Wherever the word "this" appears in the entries, copy the whole line.
----- Material supplied
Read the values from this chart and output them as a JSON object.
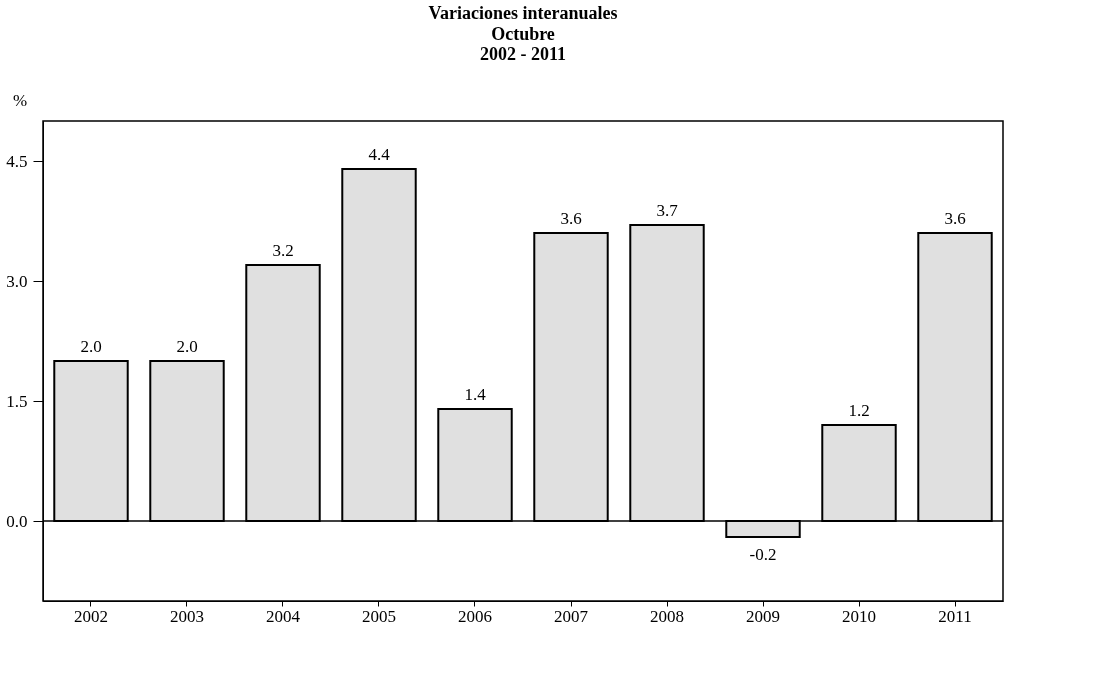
{
  "chart_data": {
    "type": "bar",
    "title": "Variaciones interanuales",
    "subtitle": [
      "Octubre",
      "2002 - 2011"
    ],
    "ylabel": "%",
    "categories": [
      "2002",
      "2003",
      "2004",
      "2005",
      "2006",
      "2007",
      "2008",
      "2009",
      "2010",
      "2011"
    ],
    "values": [
      2.0,
      2.0,
      3.2,
      4.4,
      1.4,
      3.6,
      3.7,
      -0.2,
      1.2,
      3.6
    ],
    "color": "#e0e0e0",
    "ylim": [
      -1.0,
      5.0
    ],
    "yticks": [
      {
        "value": 0,
        "label": "0.0"
      },
      {
        "value": 1.5,
        "label": "1.5"
      },
      {
        "value": 3,
        "label": "3.0"
      },
      {
        "value": 4.5,
        "label": "4.5"
      }
    ],
    "value_labels": [
      "2.0",
      "2.0",
      "3.2",
      "4.4",
      "1.4",
      "3.6",
      "3.7",
      "-0.2",
      "1.2",
      "3.6"
    ],
    "ref_lines": [
      {
        "axis": "y",
        "value": 0
      }
    ]
  }
}
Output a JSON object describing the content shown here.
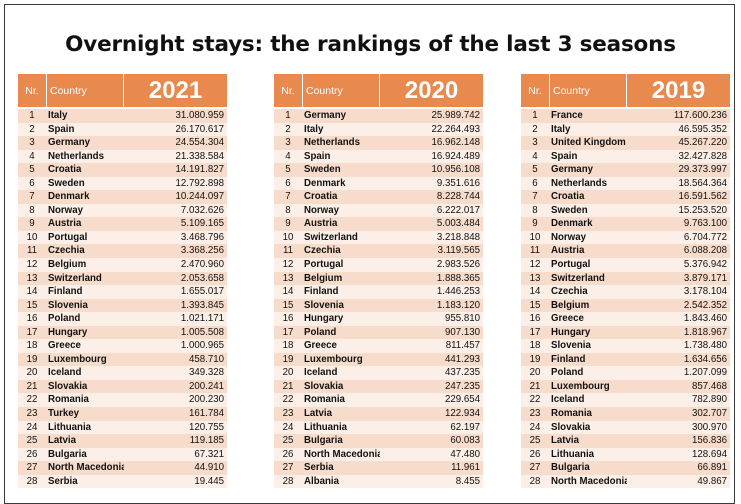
{
  "title": "Overnight stays: the rankings of the last 3 seasons",
  "columns": {
    "nr": "Nr.",
    "country": "Country"
  },
  "tables": [
    {
      "year": "2021",
      "rows": [
        [
          "1",
          "Italy",
          "31.080.959"
        ],
        [
          "2",
          "Spain",
          "26.170.617"
        ],
        [
          "3",
          "Germany",
          "24.554.304"
        ],
        [
          "4",
          "Netherlands",
          "21.338.584"
        ],
        [
          "5",
          "Croatia",
          "14.191.827"
        ],
        [
          "6",
          "Sweden",
          "12.792.898"
        ],
        [
          "7",
          "Denmark",
          "10.244.097"
        ],
        [
          "8",
          "Norway",
          "7.032.626"
        ],
        [
          "9",
          "Austria",
          "5.109.165"
        ],
        [
          "10",
          "Portugal",
          "3.468.796"
        ],
        [
          "11",
          "Czechia",
          "3.368.256"
        ],
        [
          "12",
          "Belgium",
          "2.470.960"
        ],
        [
          "13",
          "Switzerland",
          "2.053.658"
        ],
        [
          "14",
          "Finland",
          "1.655.017"
        ],
        [
          "15",
          "Slovenia",
          "1.393.845"
        ],
        [
          "16",
          "Poland",
          "1.021.171"
        ],
        [
          "17",
          "Hungary",
          "1.005.508"
        ],
        [
          "18",
          "Greece",
          "1.000.965"
        ],
        [
          "19",
          "Luxembourg",
          "458.710"
        ],
        [
          "20",
          "Iceland",
          "349.328"
        ],
        [
          "21",
          "Slovakia",
          "200.241"
        ],
        [
          "22",
          "Romania",
          "200.230"
        ],
        [
          "23",
          "Turkey",
          "161.784"
        ],
        [
          "24",
          "Lithuania",
          "120.755"
        ],
        [
          "25",
          "Latvia",
          "119.185"
        ],
        [
          "26",
          "Bulgaria",
          "67.321"
        ],
        [
          "27",
          "North Macedonia",
          "44.910"
        ],
        [
          "28",
          "Serbia",
          "19.445"
        ]
      ]
    },
    {
      "year": "2020",
      "rows": [
        [
          "1",
          "Germany",
          "25.989.742"
        ],
        [
          "2",
          "Italy",
          "22.264.493"
        ],
        [
          "3",
          "Netherlands",
          "16.962.148"
        ],
        [
          "4",
          "Spain",
          "16.924.489"
        ],
        [
          "5",
          "Sweden",
          "10.956.108"
        ],
        [
          "6",
          "Denmark",
          "9.351.616"
        ],
        [
          "7",
          "Croatia",
          "8.228.744"
        ],
        [
          "8",
          "Norway",
          "6.222.017"
        ],
        [
          "9",
          "Austria",
          "5.003.484"
        ],
        [
          "10",
          "Switzerland",
          "3.218.848"
        ],
        [
          "11",
          "Czechia",
          "3.119.565"
        ],
        [
          "12",
          "Portugal",
          "2.983.526"
        ],
        [
          "13",
          "Belgium",
          "1.888.365"
        ],
        [
          "14",
          "Finland",
          "1.446.253"
        ],
        [
          "15",
          "Slovenia",
          "1.183.120"
        ],
        [
          "16",
          "Hungary",
          "955.810"
        ],
        [
          "17",
          "Poland",
          "907.130"
        ],
        [
          "18",
          "Greece",
          "811.457"
        ],
        [
          "19",
          "Luxembourg",
          "441.293"
        ],
        [
          "20",
          "Iceland",
          "437.235"
        ],
        [
          "21",
          "Slovakia",
          "247.235"
        ],
        [
          "22",
          "Romania",
          "229.654"
        ],
        [
          "23",
          "Latvia",
          "122.934"
        ],
        [
          "24",
          "Lithuania",
          "62.197"
        ],
        [
          "25",
          "Bulgaria",
          "60.083"
        ],
        [
          "26",
          "North Macedonia",
          "47.480"
        ],
        [
          "27",
          "Serbia",
          "11.961"
        ],
        [
          "28",
          "Albania",
          "8.455"
        ]
      ]
    },
    {
      "year": "2019",
      "rows": [
        [
          "1",
          "France",
          "117.600.236"
        ],
        [
          "2",
          "Italy",
          "46.595.352"
        ],
        [
          "3",
          "United Kingdom",
          "45.267.220"
        ],
        [
          "4",
          "Spain",
          "32.427.828"
        ],
        [
          "5",
          "Germany",
          "29.373.997"
        ],
        [
          "6",
          "Netherlands",
          "18.564.364"
        ],
        [
          "7",
          "Croatia",
          "16.591.562"
        ],
        [
          "8",
          "Sweden",
          "15.253.520"
        ],
        [
          "9",
          "Denmark",
          "9.763.100"
        ],
        [
          "10",
          "Norway",
          "6.704.772"
        ],
        [
          "11",
          "Austria",
          "6.088.208"
        ],
        [
          "12",
          "Portugal",
          "5.376.942"
        ],
        [
          "13",
          "Switzerland",
          "3.879.171"
        ],
        [
          "14",
          "Czechia",
          "3.178.104"
        ],
        [
          "15",
          "Belgium",
          "2.542.352"
        ],
        [
          "16",
          "Greece",
          "1.843.460"
        ],
        [
          "17",
          "Hungary",
          "1.818.967"
        ],
        [
          "18",
          "Slovenia",
          "1.738.480"
        ],
        [
          "19",
          "Finland",
          "1.634.656"
        ],
        [
          "20",
          "Poland",
          "1.207.099"
        ],
        [
          "21",
          "Luxembourg",
          "857.468"
        ],
        [
          "22",
          "Iceland",
          "782.890"
        ],
        [
          "23",
          "Romania",
          "302.707"
        ],
        [
          "24",
          "Slovakia",
          "300.970"
        ],
        [
          "25",
          "Latvia",
          "156.836"
        ],
        [
          "26",
          "Lithuania",
          "128.694"
        ],
        [
          "27",
          "Bulgaria",
          "66.891"
        ],
        [
          "28",
          "North Macedonia",
          "49.867"
        ]
      ]
    }
  ]
}
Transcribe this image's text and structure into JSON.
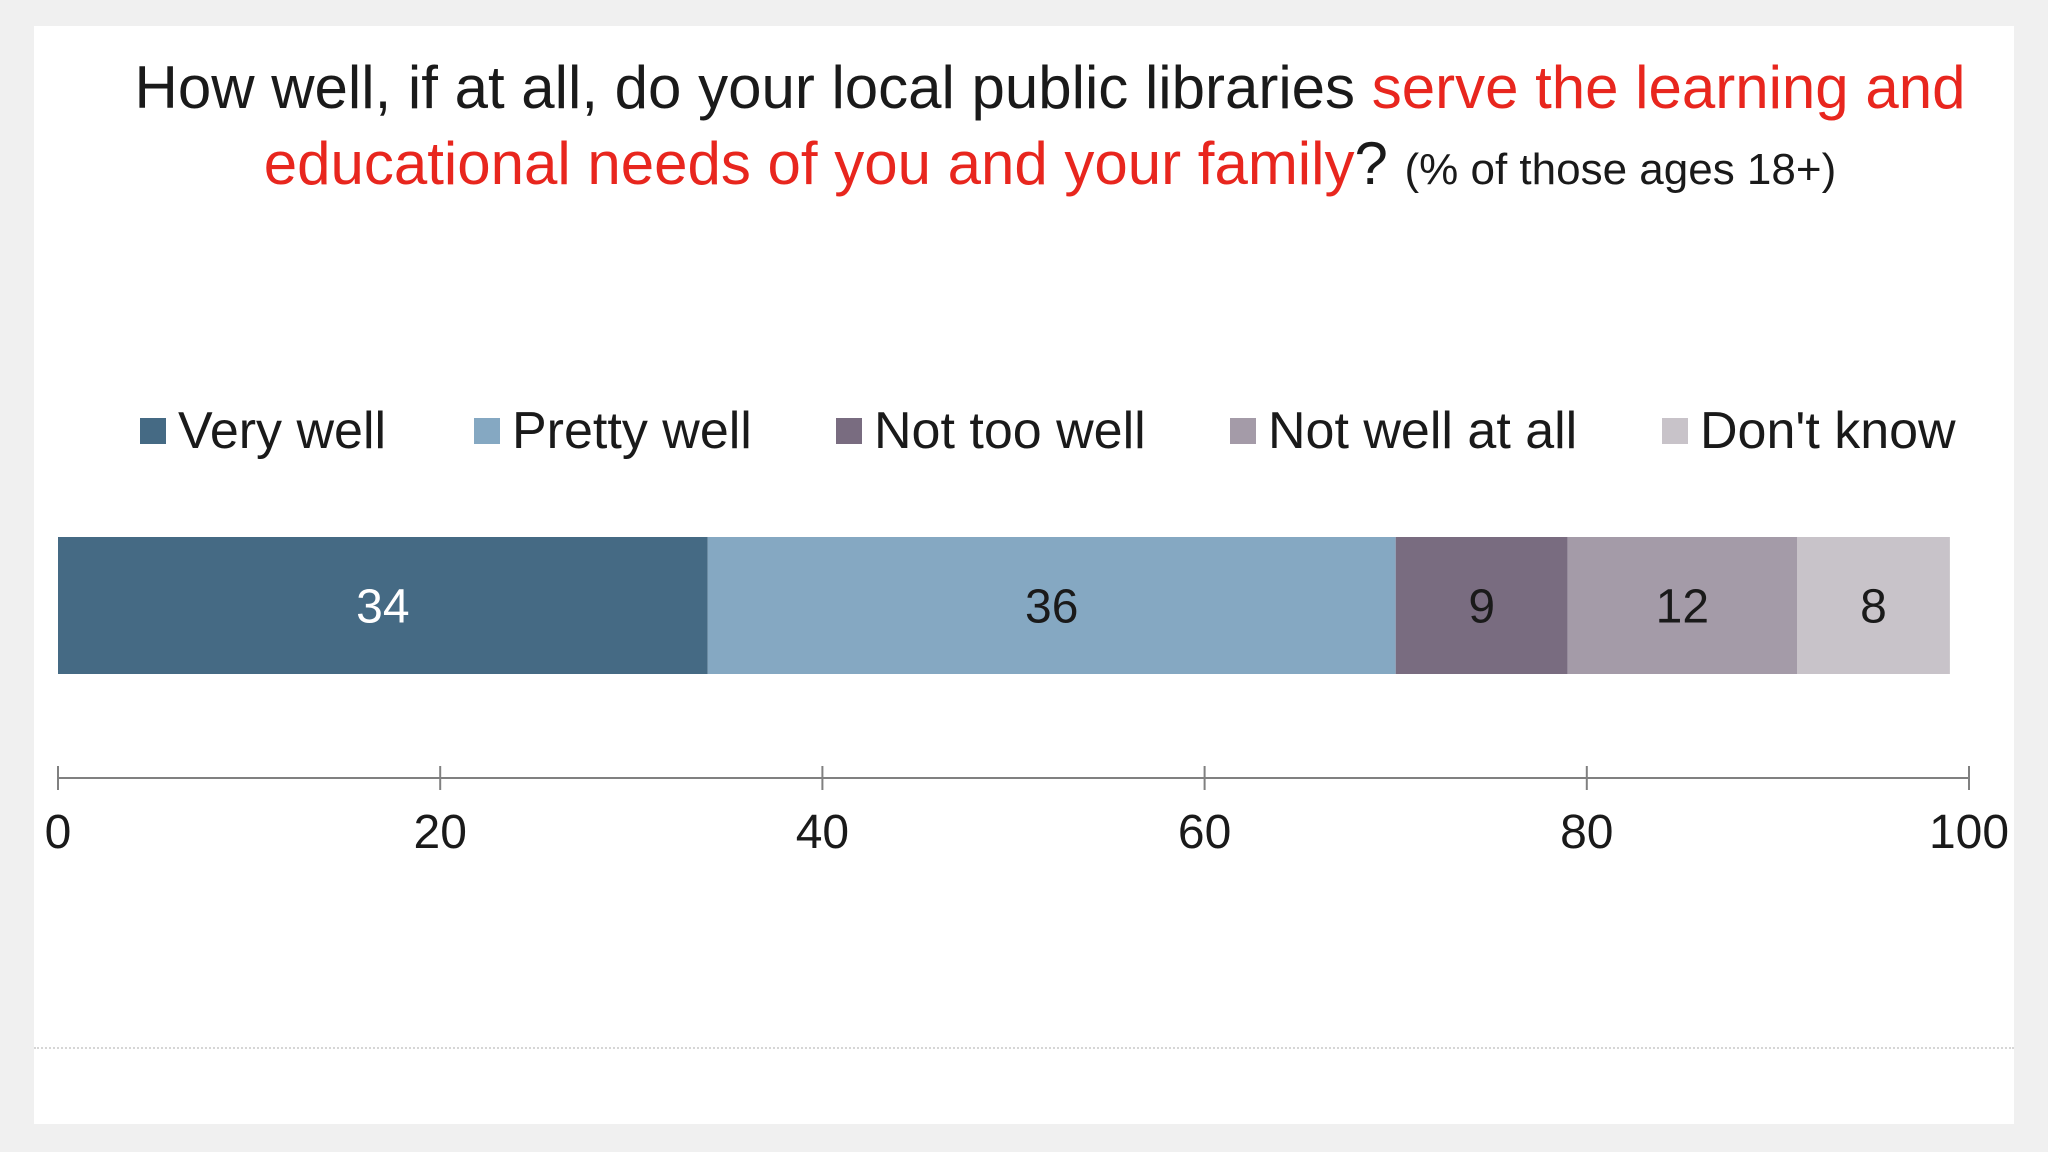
{
  "title": {
    "part1": "How well, if at all, do your local public libraries ",
    "highlight": "serve the learning and educational needs of you and your family",
    "part2": "?",
    "subtitle": "(% of those ages 18+)"
  },
  "colors": {
    "highlight": "#e8261e",
    "very_well": "#456a84",
    "pretty_well": "#85a8c2",
    "not_too_well": "#796c80",
    "not_well_at_all": "#a49ba8",
    "dont_know": "#c8c3c9"
  },
  "chart_data": {
    "type": "bar",
    "orientation": "horizontal",
    "stacked": true,
    "categories": [
      ""
    ],
    "series": [
      {
        "name": "Very well",
        "values": [
          34
        ],
        "color": "#456a84",
        "label_color": "#ffffff"
      },
      {
        "name": "Pretty well",
        "values": [
          36
        ],
        "color": "#85a8c2",
        "label_color": "#1a1a1a"
      },
      {
        "name": "Not too well",
        "values": [
          9
        ],
        "color": "#796c80",
        "label_color": "#1a1a1a"
      },
      {
        "name": "Not well at all",
        "values": [
          12
        ],
        "color": "#a49ba8",
        "label_color": "#1a1a1a"
      },
      {
        "name": "Don't know",
        "values": [
          8
        ],
        "color": "#c8c3c9",
        "label_color": "#1a1a1a"
      }
    ],
    "xlim": [
      0,
      100
    ],
    "xticks": [
      "0",
      "20",
      "40",
      "60",
      "80",
      "100"
    ],
    "grid": false,
    "legend": "top",
    "data_labels": true
  }
}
----------
Finished exercise:
Read the values from this chart and output them as a JSON object.
Transcribe this image's text and structure into JSON.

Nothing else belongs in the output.